▸ Task details: Among the entries that follow, tally the lines with the string "heading". Give no more than the number.

##### Input data #####

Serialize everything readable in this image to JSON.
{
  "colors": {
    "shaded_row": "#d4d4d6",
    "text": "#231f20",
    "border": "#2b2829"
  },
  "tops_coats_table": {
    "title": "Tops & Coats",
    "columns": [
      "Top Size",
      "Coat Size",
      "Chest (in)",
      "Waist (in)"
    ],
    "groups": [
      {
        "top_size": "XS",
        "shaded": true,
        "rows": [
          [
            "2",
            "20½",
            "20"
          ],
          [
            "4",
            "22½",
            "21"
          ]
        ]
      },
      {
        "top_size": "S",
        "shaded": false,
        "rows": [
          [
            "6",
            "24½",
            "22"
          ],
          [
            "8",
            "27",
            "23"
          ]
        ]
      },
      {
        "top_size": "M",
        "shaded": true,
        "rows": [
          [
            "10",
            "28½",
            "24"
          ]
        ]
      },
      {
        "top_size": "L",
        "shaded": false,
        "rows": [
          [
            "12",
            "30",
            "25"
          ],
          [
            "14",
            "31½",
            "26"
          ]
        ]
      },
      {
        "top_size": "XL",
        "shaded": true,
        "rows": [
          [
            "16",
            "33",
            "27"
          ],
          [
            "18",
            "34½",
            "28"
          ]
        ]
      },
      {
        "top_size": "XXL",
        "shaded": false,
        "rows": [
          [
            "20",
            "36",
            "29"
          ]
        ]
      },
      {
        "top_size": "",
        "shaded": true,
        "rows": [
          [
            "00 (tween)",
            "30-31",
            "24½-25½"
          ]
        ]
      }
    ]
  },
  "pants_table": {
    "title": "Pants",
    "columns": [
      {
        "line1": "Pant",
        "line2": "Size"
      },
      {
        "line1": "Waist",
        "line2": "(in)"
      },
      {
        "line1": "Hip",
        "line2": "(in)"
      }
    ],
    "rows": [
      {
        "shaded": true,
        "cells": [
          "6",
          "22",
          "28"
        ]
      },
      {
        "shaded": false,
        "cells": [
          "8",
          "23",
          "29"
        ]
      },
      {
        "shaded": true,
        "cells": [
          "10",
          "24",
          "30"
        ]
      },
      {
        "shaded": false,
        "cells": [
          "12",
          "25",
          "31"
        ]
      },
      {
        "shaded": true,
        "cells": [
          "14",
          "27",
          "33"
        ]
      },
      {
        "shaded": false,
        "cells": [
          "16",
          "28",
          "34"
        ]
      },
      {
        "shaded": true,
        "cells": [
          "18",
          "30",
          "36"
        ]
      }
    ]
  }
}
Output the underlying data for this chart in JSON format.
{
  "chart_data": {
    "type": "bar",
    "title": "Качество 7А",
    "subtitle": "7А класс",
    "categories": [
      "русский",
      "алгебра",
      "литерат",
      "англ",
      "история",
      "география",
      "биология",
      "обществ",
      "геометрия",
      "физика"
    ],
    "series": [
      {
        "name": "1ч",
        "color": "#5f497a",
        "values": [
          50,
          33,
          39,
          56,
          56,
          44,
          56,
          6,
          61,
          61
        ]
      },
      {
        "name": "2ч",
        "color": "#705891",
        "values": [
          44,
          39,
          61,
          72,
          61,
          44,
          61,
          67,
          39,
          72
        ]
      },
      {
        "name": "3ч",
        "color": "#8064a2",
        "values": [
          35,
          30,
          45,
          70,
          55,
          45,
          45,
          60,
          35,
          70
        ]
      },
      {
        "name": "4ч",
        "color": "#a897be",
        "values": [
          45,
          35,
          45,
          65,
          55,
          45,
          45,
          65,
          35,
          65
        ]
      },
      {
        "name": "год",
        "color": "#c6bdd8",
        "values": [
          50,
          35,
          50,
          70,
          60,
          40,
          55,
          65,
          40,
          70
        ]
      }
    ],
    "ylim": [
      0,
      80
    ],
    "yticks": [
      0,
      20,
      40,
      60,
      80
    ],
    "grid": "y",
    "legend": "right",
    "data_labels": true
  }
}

#####
##### Input data #####

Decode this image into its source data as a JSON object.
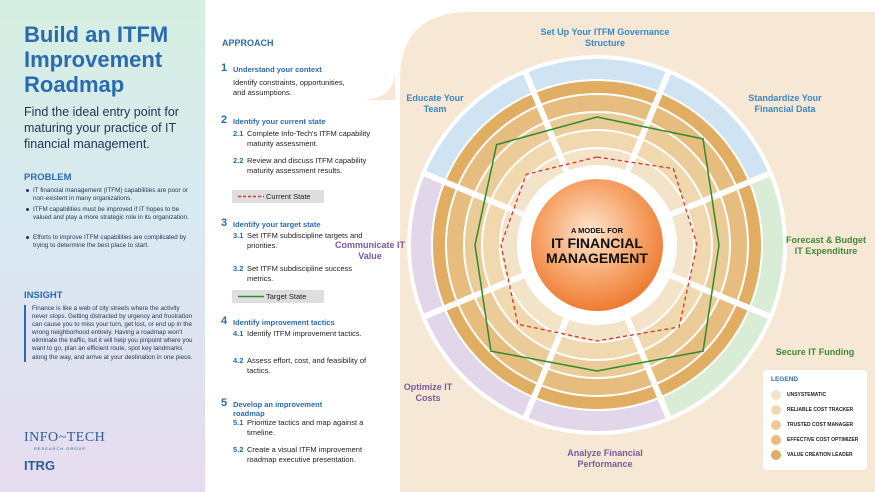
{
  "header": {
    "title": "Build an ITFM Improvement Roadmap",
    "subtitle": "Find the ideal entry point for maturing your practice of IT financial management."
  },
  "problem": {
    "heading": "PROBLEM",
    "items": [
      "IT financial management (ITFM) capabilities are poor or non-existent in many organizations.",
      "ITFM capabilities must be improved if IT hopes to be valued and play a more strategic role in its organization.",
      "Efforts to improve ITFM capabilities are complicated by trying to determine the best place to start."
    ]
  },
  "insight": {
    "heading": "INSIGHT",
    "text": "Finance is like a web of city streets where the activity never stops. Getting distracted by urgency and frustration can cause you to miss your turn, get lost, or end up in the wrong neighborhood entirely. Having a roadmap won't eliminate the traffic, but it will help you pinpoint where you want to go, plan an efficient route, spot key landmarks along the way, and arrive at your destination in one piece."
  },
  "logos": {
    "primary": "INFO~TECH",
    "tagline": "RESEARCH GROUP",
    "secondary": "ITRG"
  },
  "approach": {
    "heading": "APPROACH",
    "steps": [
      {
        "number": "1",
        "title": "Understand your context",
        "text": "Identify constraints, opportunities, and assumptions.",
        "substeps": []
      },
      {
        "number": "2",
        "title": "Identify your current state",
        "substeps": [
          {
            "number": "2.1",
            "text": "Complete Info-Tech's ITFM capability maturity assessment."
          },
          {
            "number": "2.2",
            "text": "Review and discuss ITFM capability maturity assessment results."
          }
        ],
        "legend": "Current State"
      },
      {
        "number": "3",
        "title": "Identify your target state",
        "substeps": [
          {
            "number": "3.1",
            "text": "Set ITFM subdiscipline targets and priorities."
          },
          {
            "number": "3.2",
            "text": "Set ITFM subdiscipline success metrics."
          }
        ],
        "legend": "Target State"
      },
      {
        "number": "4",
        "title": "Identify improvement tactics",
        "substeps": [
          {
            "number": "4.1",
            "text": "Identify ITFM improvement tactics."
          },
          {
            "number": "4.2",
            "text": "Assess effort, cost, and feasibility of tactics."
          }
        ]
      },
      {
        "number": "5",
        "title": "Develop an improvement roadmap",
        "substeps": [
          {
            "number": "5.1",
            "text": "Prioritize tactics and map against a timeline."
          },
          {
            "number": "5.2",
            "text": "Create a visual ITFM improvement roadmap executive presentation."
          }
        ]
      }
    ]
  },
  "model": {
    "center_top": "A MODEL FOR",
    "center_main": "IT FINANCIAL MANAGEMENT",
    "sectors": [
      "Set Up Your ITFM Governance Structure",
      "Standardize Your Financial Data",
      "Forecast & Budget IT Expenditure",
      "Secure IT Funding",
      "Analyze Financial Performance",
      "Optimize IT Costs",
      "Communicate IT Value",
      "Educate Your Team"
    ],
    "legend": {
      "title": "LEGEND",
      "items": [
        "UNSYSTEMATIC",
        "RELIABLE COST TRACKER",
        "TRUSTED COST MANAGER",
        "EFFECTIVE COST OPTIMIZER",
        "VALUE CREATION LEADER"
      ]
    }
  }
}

#####

▸ Response to this exercise: 3